GOAL OF THE EXERCISE: Look through the records below and collect all lines that hold the string "category".

## START INFORMATION SHOWN

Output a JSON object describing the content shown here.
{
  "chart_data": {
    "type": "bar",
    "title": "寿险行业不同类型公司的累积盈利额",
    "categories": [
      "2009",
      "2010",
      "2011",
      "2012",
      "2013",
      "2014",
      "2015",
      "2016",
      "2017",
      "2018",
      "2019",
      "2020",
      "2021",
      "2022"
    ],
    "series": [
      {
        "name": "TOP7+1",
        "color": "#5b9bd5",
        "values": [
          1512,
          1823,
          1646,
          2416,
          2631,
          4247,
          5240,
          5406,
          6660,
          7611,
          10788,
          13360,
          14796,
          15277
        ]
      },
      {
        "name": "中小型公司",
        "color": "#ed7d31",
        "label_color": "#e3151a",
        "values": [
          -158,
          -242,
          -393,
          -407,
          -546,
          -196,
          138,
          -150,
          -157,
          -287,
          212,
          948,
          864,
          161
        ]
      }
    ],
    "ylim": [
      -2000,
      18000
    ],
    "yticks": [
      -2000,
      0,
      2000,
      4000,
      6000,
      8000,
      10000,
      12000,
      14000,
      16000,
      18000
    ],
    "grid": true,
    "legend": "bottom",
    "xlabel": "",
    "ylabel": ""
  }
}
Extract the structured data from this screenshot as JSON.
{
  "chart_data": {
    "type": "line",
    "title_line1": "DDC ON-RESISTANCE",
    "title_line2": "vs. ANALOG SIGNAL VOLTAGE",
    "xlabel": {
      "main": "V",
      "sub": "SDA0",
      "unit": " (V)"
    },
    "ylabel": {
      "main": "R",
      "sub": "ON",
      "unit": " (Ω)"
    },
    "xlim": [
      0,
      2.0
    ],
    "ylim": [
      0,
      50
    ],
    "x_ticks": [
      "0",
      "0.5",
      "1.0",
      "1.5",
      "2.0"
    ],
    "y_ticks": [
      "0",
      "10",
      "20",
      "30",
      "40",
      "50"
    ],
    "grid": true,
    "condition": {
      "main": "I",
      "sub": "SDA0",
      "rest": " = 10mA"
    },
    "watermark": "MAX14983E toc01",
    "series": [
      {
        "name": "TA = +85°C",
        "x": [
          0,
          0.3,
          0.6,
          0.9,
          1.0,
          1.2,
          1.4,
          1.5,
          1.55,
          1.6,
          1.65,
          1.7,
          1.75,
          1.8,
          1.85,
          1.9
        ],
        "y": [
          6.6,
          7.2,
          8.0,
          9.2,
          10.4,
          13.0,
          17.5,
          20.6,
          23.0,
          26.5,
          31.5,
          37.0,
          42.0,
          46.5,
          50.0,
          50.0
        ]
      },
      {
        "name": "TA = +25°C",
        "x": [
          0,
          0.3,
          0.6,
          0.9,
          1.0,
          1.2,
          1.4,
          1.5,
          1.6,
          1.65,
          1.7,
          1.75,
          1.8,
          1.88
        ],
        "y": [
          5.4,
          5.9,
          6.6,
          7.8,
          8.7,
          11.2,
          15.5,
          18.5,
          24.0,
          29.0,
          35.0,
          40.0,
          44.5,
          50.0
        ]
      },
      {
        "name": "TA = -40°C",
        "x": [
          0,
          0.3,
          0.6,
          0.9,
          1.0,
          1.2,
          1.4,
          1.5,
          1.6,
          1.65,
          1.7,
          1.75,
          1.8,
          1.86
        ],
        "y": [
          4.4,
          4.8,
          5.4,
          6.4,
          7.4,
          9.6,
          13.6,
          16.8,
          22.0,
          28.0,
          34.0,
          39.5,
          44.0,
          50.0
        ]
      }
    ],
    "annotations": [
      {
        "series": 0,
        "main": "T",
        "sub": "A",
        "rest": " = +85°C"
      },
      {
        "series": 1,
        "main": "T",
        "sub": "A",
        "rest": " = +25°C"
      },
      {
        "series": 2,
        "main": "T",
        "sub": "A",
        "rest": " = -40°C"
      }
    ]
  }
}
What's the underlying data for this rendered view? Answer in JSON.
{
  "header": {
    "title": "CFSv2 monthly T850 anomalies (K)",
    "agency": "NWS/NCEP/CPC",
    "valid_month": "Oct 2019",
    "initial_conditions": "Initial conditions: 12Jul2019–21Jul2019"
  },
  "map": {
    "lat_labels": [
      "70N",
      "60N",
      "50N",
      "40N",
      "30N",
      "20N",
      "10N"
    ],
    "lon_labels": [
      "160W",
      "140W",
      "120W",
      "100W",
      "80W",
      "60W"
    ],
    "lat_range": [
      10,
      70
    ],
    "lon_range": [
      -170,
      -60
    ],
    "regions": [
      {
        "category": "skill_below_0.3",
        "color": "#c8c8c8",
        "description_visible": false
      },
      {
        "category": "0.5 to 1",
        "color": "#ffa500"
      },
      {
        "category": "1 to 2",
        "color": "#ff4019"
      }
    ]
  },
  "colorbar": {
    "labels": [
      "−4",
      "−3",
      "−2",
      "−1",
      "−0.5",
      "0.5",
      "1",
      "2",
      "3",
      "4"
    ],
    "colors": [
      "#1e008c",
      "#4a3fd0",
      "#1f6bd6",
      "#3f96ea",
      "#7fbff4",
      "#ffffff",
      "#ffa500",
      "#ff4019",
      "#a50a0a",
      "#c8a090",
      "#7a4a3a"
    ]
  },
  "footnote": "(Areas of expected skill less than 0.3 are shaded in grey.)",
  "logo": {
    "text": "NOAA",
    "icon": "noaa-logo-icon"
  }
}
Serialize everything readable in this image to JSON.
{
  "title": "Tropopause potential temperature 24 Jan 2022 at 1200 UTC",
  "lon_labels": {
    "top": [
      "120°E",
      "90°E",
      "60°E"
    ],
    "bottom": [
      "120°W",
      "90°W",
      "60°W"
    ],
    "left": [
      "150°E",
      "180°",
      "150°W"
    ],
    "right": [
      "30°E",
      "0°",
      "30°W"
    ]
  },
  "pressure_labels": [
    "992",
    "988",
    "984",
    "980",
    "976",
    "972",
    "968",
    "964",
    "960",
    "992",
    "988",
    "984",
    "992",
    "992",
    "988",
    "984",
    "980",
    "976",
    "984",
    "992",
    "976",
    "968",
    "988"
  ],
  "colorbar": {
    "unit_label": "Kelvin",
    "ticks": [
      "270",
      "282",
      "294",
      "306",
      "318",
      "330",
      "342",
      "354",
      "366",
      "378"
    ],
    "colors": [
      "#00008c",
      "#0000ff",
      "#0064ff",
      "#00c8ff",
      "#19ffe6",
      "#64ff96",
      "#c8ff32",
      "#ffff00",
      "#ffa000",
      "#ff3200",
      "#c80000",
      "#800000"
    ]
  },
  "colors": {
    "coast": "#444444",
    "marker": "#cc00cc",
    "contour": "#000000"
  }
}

## END INFORMATION SHOWN

EXERCISE SOLUTION:
        "category": "skill_below_0.3",
        "category": "0.5 to 1",
        "category": "1 to 2",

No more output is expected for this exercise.